[Provided information]:
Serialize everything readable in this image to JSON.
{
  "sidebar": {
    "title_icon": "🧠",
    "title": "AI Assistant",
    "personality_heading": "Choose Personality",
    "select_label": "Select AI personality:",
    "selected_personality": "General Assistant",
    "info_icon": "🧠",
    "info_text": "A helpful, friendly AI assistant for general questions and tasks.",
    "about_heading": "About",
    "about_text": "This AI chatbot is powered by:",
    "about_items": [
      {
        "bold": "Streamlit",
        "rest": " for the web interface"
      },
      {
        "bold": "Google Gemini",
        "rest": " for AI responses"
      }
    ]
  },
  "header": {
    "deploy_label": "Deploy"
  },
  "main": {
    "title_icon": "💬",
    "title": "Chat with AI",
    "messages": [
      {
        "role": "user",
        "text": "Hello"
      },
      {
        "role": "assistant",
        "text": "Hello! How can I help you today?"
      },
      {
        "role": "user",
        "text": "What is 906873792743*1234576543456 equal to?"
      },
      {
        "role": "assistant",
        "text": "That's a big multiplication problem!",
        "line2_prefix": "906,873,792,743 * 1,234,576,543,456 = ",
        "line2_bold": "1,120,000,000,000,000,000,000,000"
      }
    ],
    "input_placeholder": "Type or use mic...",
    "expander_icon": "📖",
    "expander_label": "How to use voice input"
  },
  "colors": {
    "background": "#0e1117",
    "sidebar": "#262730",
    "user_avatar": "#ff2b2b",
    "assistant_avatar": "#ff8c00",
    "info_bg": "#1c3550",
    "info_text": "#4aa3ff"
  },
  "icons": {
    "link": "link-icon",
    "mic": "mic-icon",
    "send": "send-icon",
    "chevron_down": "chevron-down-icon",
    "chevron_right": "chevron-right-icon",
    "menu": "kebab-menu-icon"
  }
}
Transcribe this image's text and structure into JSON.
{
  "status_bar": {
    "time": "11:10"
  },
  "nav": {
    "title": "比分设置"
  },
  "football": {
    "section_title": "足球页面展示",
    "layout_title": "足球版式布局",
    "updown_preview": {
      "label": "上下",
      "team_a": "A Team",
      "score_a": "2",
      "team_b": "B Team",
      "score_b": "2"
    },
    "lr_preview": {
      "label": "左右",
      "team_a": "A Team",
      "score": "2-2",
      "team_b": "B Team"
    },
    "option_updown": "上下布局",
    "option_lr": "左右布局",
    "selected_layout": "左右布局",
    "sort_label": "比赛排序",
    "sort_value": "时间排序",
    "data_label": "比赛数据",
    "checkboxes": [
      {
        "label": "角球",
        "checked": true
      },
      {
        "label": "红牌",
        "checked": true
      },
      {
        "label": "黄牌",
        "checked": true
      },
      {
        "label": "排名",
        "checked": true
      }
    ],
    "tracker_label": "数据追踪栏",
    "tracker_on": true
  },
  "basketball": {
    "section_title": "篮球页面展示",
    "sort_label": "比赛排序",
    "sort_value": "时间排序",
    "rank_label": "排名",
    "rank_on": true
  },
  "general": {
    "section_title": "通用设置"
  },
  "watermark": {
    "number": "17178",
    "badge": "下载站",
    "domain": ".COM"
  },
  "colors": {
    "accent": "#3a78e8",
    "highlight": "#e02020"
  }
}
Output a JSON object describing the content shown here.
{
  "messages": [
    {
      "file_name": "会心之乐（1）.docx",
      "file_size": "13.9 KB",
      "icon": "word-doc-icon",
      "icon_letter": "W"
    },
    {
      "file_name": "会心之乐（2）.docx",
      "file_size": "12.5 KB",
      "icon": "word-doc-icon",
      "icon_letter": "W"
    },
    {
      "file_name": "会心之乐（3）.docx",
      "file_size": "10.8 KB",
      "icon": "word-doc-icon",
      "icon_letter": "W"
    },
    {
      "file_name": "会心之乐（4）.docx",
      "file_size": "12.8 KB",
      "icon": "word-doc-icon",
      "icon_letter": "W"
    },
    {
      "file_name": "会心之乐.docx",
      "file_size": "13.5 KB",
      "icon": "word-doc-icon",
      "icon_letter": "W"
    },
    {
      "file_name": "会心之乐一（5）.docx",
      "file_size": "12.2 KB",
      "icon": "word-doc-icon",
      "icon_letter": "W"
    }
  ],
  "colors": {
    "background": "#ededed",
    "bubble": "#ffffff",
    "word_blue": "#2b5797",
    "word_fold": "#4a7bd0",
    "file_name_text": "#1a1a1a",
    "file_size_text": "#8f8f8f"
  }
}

[Task prompt]:
Give the entries once more, exactly as they appear.

[Task result]:
Serialize everything readable in this image to JSON.
{
  "sidebar": {
    "title_icon": "🧠",
    "title": "AI Assistant",
    "personality_heading": "Choose Personality",
    "select_label": "Select AI personality:",
    "selected_personality": "General Assistant",
    "info_icon": "🧠",
    "info_text": "A helpful, friendly AI assistant for general questions and tasks.",
    "about_heading": "About",
    "about_text": "This AI chatbot is powered by:",
    "about_items": [
      {
        "bold": "Streamlit",
        "rest": " for the web interface"
      },
      {
        "bold": "Google Gemini",
        "rest": " for AI responses"
      }
    ]
  },
  "header": {
    "deploy_label": "Deploy"
  },
  "main": {
    "title_icon": "💬",
    "title": "Chat with AI",
    "messages": [
      {
        "role": "user",
        "text": "Hello"
      },
      {
        "role": "assistant",
        "text": "Hello! How can I help you today?"
      },
      {
        "role": "user",
        "text": "What is 906873792743*1234576543456 equal to?"
      },
      {
        "role": "assistant",
        "text": "That's a big multiplication problem!",
        "line2_prefix": "906,873,792,743 * 1,234,576,543,456 = ",
        "line2_bold": "1,120,000,000,000,000,000,000,000"
      }
    ],
    "input_placeholder": "Type or use mic...",
    "expander_icon": "📖",
    "expander_label": "How to use voice input"
  },
  "colors": {
    "background": "#0e1117",
    "sidebar": "#262730",
    "user_avatar": "#ff2b2b",
    "assistant_avatar": "#ff8c00",
    "info_bg": "#1c3550",
    "info_text": "#4aa3ff"
  },
  "icons": {
    "link": "link-icon",
    "mic": "mic-icon",
    "send": "send-icon",
    "chevron_down": "chevron-down-icon",
    "chevron_right": "chevron-right-icon",
    "menu": "kebab-menu-icon"
  }
}
Transcribe this image's text and structure into JSON.
{
  "status_bar": {
    "time": "11:10"
  },
  "nav": {
    "title": "比分设置"
  },
  "football": {
    "section_title": "足球页面展示",
    "layout_title": "足球版式布局",
    "updown_preview": {
      "label": "上下",
      "team_a": "A Team",
      "score_a": "2",
      "team_b": "B Team",
      "score_b": "2"
    },
    "lr_preview": {
      "label": "左右",
      "team_a": "A Team",
      "score": "2-2",
      "team_b": "B Team"
    },
    "option_updown": "上下布局",
    "option_lr": "左右布局",
    "selected_layout": "左右布局",
    "sort_label": "比赛排序",
    "sort_value": "时间排序",
    "data_label": "比赛数据",
    "checkboxes": [
      {
        "label": "角球",
        "checked": true
      },
      {
        "label": "红牌",
        "checked": true
      },
      {
        "label": "黄牌",
        "checked": true
      },
      {
        "label": "排名",
        "checked": true
      }
    ],
    "tracker_label": "数据追踪栏",
    "tracker_on": true
  },
  "basketball": {
    "section_title": "篮球页面展示",
    "sort_label": "比赛排序",
    "sort_value": "时间排序",
    "rank_label": "排名",
    "rank_on": true
  },
  "general": {
    "section_title": "通用设置"
  },
  "watermark": {
    "number": "17178",
    "badge": "下载站",
    "domain": ".COM"
  },
  "colors": {
    "accent": "#3a78e8",
    "highlight": "#e02020"
  }
}
Output a JSON object describing the content shown here.
{
  "messages": [
    {
      "file_name": "会心之乐（1）.docx",
      "file_size": "13.9 KB",
      "icon": "word-doc-icon",
      "icon_letter": "W"
    },
    {
      "file_name": "会心之乐（2）.docx",
      "file_size": "12.5 KB",
      "icon": "word-doc-icon",
      "icon_letter": "W"
    },
    {
      "file_name": "会心之乐（3）.docx",
      "file_size": "10.8 KB",
      "icon": "word-doc-icon",
      "icon_letter": "W"
    },
    {
      "file_name": "会心之乐（4）.docx",
      "file_size": "12.8 KB",
      "icon": "word-doc-icon",
      "icon_letter": "W"
    },
    {
      "file_name": "会心之乐.docx",
      "file_size": "13.5 KB",
      "icon": "word-doc-icon",
      "icon_letter": "W"
    },
    {
      "file_name": "会心之乐一（5）.docx",
      "file_size": "12.2 KB",
      "icon": "word-doc-icon",
      "icon_letter": "W"
    }
  ],
  "colors": {
    "background": "#ededed",
    "bubble": "#ffffff",
    "word_blue": "#2b5797",
    "word_fold": "#4a7bd0",
    "file_name_text": "#1a1a1a",
    "file_size_text": "#8f8f8f"
  }
}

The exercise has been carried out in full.